§ EXCERPTED PASSAGE:
----
0
0
Commit Graph

167 Commits

Author SHA1 Message Date
Steve Yen
99ed127176 scorch zap merge optimize newDocNums lookup to outside of loop
And, also a "go fmt".
2018-02-26 14:23:55 -08:00
Steve Yen
98d5d7bd81 scorch zap chunkedIntCoder optimizations
The optimizations / changes include...

- reuse of a memory buf when serializing varint's.

- reuse of a govarint.U64Base128Encoder instance, as it's a thin,
  wrapper around an underlying chunkBuf, so Reset()'s on the
  chunkBuf is enough for encoder reuse.

- chunkedIntcoder.Write() method was changed to invoke w.Write() less
  often by forming a larger, reused buf.  Profiling and analysis
  showed w.Write() was getting called a lot, often with tiny 1 or 2
  byte inputs.  The theory is w.Write() and its underlying memmove()
  can be more efficient when provided with larger bufs.

- some repeated code removal, by reusing the Close() method.
----
§ STATED TASK 1: In the commit log, what did profiling and analysis show about w.Write()?
§ STATED TASK 2: Output, verbatim, the stretch of the rows from their first line through the line that contains "- y-tick-label: 125: [82, 59, 122, 89]", including both ends.

§ ENTRIES PROVIDED:
----
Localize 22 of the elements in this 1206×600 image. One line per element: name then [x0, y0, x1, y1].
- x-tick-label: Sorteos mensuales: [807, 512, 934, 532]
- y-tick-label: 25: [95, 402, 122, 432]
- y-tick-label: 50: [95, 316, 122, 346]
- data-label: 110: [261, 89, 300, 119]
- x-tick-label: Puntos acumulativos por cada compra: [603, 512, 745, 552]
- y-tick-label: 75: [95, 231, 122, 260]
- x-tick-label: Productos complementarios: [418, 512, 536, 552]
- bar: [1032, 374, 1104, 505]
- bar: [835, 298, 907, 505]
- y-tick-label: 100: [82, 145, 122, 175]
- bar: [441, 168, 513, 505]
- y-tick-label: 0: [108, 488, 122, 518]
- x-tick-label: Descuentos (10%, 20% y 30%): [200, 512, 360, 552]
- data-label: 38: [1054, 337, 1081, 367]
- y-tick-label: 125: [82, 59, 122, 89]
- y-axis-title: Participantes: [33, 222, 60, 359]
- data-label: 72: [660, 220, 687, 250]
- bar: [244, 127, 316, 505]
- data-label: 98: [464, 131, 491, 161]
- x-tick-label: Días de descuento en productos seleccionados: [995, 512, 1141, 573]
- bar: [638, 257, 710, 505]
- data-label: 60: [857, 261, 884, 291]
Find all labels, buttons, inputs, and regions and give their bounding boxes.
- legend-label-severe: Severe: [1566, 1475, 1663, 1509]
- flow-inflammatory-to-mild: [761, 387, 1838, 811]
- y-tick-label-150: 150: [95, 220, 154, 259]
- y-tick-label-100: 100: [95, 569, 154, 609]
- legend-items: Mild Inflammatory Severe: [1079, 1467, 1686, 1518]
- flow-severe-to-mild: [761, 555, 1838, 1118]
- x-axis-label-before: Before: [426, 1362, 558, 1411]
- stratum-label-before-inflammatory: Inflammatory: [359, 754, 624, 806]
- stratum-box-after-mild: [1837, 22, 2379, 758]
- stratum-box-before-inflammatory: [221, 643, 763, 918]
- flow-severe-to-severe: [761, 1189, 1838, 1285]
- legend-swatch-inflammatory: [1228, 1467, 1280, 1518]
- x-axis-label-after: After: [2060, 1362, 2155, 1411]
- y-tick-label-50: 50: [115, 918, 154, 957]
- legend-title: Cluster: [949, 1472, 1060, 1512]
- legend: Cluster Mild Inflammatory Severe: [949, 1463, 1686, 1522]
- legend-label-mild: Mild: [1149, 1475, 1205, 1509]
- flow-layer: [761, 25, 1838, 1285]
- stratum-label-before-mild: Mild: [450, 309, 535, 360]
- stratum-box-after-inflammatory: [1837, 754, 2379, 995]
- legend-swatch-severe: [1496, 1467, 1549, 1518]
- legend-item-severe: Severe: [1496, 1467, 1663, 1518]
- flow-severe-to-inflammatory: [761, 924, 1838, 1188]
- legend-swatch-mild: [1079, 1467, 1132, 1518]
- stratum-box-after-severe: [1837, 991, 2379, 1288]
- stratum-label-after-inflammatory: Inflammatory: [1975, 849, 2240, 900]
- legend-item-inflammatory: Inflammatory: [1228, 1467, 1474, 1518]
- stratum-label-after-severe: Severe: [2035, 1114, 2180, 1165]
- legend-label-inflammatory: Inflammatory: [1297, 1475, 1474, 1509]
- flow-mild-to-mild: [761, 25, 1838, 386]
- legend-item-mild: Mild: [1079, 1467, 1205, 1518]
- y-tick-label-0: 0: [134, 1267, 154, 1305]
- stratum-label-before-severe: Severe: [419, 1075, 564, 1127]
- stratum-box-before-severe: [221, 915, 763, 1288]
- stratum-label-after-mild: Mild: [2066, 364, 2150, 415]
----
§ FULL OUTPUT 1: It was getting called a lot, often with tiny 1- or 2-byte inputs.

§ FULL OUTPUT 2:
Localize 22 of the elements in this 1206×600 image. One line per element: name then [x0, y0, x1, y1].
- x-tick-label: Sorteos mensuales: [807, 512, 934, 532]
- y-tick-label: 25: [95, 402, 122, 432]
- y-tick-label: 50: [95, 316, 122, 346]
- data-label: 110: [261, 89, 300, 119]
- x-tick-label: Puntos acumulativos por cada compra: [603, 512, 745, 552]
- y-tick-label: 75: [95, 231, 122, 260]
- x-tick-label: Productos complementarios: [418, 512, 536, 552]
- bar: [1032, 374, 1104, 505]
- bar: [835, 298, 907, 505]
- y-tick-label: 100: [82, 145, 122, 175]
- bar: [441, 168, 513, 505]
- y-tick-label: 0: [108, 488, 122, 518]
- x-tick-label: Descuentos (10%, 20% y 30%): [200, 512, 360, 552]
- data-label: 38: [1054, 337, 1081, 367]
- y-tick-label: 125: [82, 59, 122, 89]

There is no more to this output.